_Set task:_ Return the listing below verbatim. Pictures do not belong in the copy.

(Dataset entries)
+++
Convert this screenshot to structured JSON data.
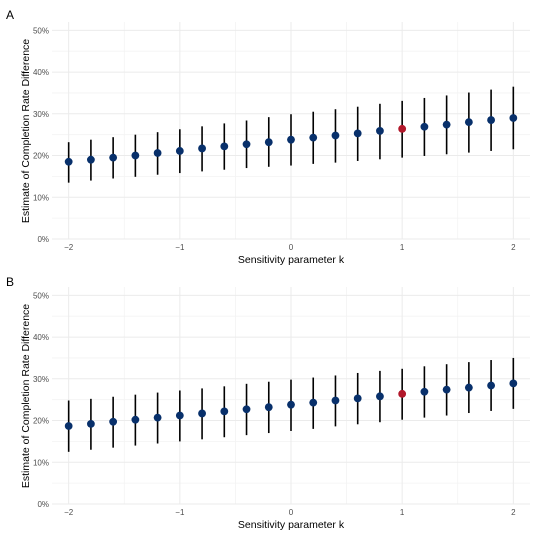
{
  "colors": {
    "point": "#08306b",
    "highlight": "#b2182b",
    "errorbar": "#000000",
    "grid": "#ebebeb",
    "background": "#ffffff"
  },
  "chart_data": [
    {
      "type": "scatter",
      "panel_tag": "A",
      "xlabel": "Sensitivity parameter k",
      "ylabel": "Estimate of Completion Rate Difference",
      "xlim": [
        -2.15,
        2.15
      ],
      "ylim": [
        0,
        0.52
      ],
      "x_ticks": [
        -2,
        -1,
        0,
        1,
        2
      ],
      "x_tick_labels": [
        "−2",
        "−1",
        "0",
        "1",
        "2"
      ],
      "y_ticks": [
        0,
        0.1,
        0.2,
        0.3,
        0.4,
        0.5
      ],
      "y_tick_labels": [
        "0%",
        "10%",
        "20%",
        "30%",
        "40%",
        "50%"
      ],
      "grid": true,
      "highlight_x": 1,
      "series": [
        {
          "x": [
            -2,
            -1.8,
            -1.6,
            -1.4,
            -1.2,
            -1,
            -0.8,
            -0.6,
            -0.4,
            -0.2,
            0,
            0.2,
            0.4,
            0.6,
            0.8,
            1,
            1.2,
            1.4,
            1.6,
            1.8,
            2
          ],
          "y": [
            0.185,
            0.19,
            0.195,
            0.2,
            0.206,
            0.211,
            0.217,
            0.222,
            0.227,
            0.232,
            0.238,
            0.243,
            0.248,
            0.253,
            0.259,
            0.264,
            0.269,
            0.274,
            0.28,
            0.285,
            0.29
          ],
          "lower": [
            0.135,
            0.14,
            0.145,
            0.149,
            0.154,
            0.158,
            0.162,
            0.166,
            0.17,
            0.173,
            0.176,
            0.18,
            0.183,
            0.187,
            0.191,
            0.195,
            0.199,
            0.203,
            0.207,
            0.211,
            0.215
          ],
          "upper": [
            0.232,
            0.238,
            0.244,
            0.25,
            0.256,
            0.263,
            0.27,
            0.277,
            0.284,
            0.292,
            0.299,
            0.305,
            0.311,
            0.317,
            0.324,
            0.331,
            0.338,
            0.344,
            0.351,
            0.358,
            0.365
          ]
        }
      ]
    },
    {
      "type": "scatter",
      "panel_tag": "B",
      "xlabel": "Sensitivity parameter k",
      "ylabel": "Estimate of Completion Rate Difference",
      "xlim": [
        -2.15,
        2.15
      ],
      "ylim": [
        0,
        0.52
      ],
      "x_ticks": [
        -2,
        -1,
        0,
        1,
        2
      ],
      "x_tick_labels": [
        "−2",
        "−1",
        "0",
        "1",
        "2"
      ],
      "y_ticks": [
        0,
        0.1,
        0.2,
        0.3,
        0.4,
        0.5
      ],
      "y_tick_labels": [
        "0%",
        "10%",
        "20%",
        "30%",
        "40%",
        "50%"
      ],
      "grid": true,
      "highlight_x": 1,
      "series": [
        {
          "x": [
            -2,
            -1.8,
            -1.6,
            -1.4,
            -1.2,
            -1,
            -0.8,
            -0.6,
            -0.4,
            -0.2,
            0,
            0.2,
            0.4,
            0.6,
            0.8,
            1,
            1.2,
            1.4,
            1.6,
            1.8,
            2
          ],
          "y": [
            0.187,
            0.192,
            0.197,
            0.202,
            0.207,
            0.212,
            0.217,
            0.222,
            0.227,
            0.232,
            0.238,
            0.243,
            0.248,
            0.253,
            0.258,
            0.264,
            0.269,
            0.274,
            0.279,
            0.284,
            0.289
          ],
          "lower": [
            0.125,
            0.13,
            0.135,
            0.14,
            0.145,
            0.15,
            0.155,
            0.16,
            0.165,
            0.17,
            0.175,
            0.18,
            0.186,
            0.191,
            0.196,
            0.202,
            0.207,
            0.212,
            0.218,
            0.223,
            0.228
          ],
          "upper": [
            0.248,
            0.252,
            0.257,
            0.262,
            0.267,
            0.272,
            0.277,
            0.282,
            0.288,
            0.293,
            0.298,
            0.303,
            0.308,
            0.314,
            0.319,
            0.324,
            0.33,
            0.335,
            0.34,
            0.345,
            0.35
          ]
        }
      ]
    }
  ]
}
+++
_Worked solution:_
Convert this screenshot to structured JSON data.
{
  "colors": {
    "point": "#08306b",
    "highlight": "#b2182b",
    "errorbar": "#000000",
    "grid": "#ebebeb",
    "background": "#ffffff"
  },
  "chart_data": [
    {
      "type": "scatter",
      "panel_tag": "A",
      "xlabel": "Sensitivity parameter k",
      "ylabel": "Estimate of Completion Rate Difference",
      "xlim": [
        -2.15,
        2.15
      ],
      "ylim": [
        0,
        0.52
      ],
      "x_ticks": [
        -2,
        -1,
        0,
        1,
        2
      ],
      "x_tick_labels": [
        "−2",
        "−1",
        "0",
        "1",
        "2"
      ],
      "y_ticks": [
        0,
        0.1,
        0.2,
        0.3,
        0.4,
        0.5
      ],
      "y_tick_labels": [
        "0%",
        "10%",
        "20%",
        "30%",
        "40%",
        "50%"
      ],
      "grid": true,
      "highlight_x": 1,
      "series": [
        {
          "x": [
            -2,
            -1.8,
            -1.6,
            -1.4,
            -1.2,
            -1,
            -0.8,
            -0.6,
            -0.4,
            -0.2,
            0,
            0.2,
            0.4,
            0.6,
            0.8,
            1,
            1.2,
            1.4,
            1.6,
            1.8,
            2
          ],
          "y": [
            0.185,
            0.19,
            0.195,
            0.2,
            0.206,
            0.211,
            0.217,
            0.222,
            0.227,
            0.232,
            0.238,
            0.243,
            0.248,
            0.253,
            0.259,
            0.264,
            0.269,
            0.274,
            0.28,
            0.285,
            0.29
          ],
          "lower": [
            0.135,
            0.14,
            0.145,
            0.149,
            0.154,
            0.158,
            0.162,
            0.166,
            0.17,
            0.173,
            0.176,
            0.18,
            0.183,
            0.187,
            0.191,
            0.195,
            0.199,
            0.203,
            0.207,
            0.211,
            0.215
          ],
          "upper": [
            0.232,
            0.238,
            0.244,
            0.25,
            0.256,
            0.263,
            0.27,
            0.277,
            0.284,
            0.292,
            0.299,
            0.305,
            0.311,
            0.317,
            0.324,
            0.331,
            0.338,
            0.344,
            0.351,
            0.358,
            0.365
          ]
        }
      ]
    },
    {
      "type": "scatter",
      "panel_tag": "B",
      "xlabel": "Sensitivity parameter k",
      "ylabel": "Estimate of Completion Rate Difference",
      "xlim": [
        -2.15,
        2.15
      ],
      "ylim": [
        0,
        0.52
      ],
      "x_ticks": [
        -2,
        -1,
        0,
        1,
        2
      ],
      "x_tick_labels": [
        "−2",
        "−1",
        "0",
        "1",
        "2"
      ],
      "y_ticks": [
        0,
        0.1,
        0.2,
        0.3,
        0.4,
        0.5
      ],
      "y_tick_labels": [
        "0%",
        "10%",
        "20%",
        "30%",
        "40%",
        "50%"
      ],
      "grid": true,
      "highlight_x": 1,
      "series": [
        {
          "x": [
            -2,
            -1.8,
            -1.6,
            -1.4,
            -1.2,
            -1,
            -0.8,
            -0.6,
            -0.4,
            -0.2,
            0,
            0.2,
            0.4,
            0.6,
            0.8,
            1,
            1.2,
            1.4,
            1.6,
            1.8,
            2
          ],
          "y": [
            0.187,
            0.192,
            0.197,
            0.202,
            0.207,
            0.212,
            0.217,
            0.222,
            0.227,
            0.232,
            0.238,
            0.243,
            0.248,
            0.253,
            0.258,
            0.264,
            0.269,
            0.274,
            0.279,
            0.284,
            0.289
          ],
          "lower": [
            0.125,
            0.13,
            0.135,
            0.14,
            0.145,
            0.15,
            0.155,
            0.16,
            0.165,
            0.17,
            0.175,
            0.18,
            0.186,
            0.191,
            0.196,
            0.202,
            0.207,
            0.212,
            0.218,
            0.223,
            0.228
          ],
          "upper": [
            0.248,
            0.252,
            0.257,
            0.262,
            0.267,
            0.272,
            0.277,
            0.282,
            0.288,
            0.293,
            0.298,
            0.303,
            0.308,
            0.314,
            0.319,
            0.324,
            0.33,
            0.335,
            0.34,
            0.345,
            0.35
          ]
        }
      ]
    }
  ]
}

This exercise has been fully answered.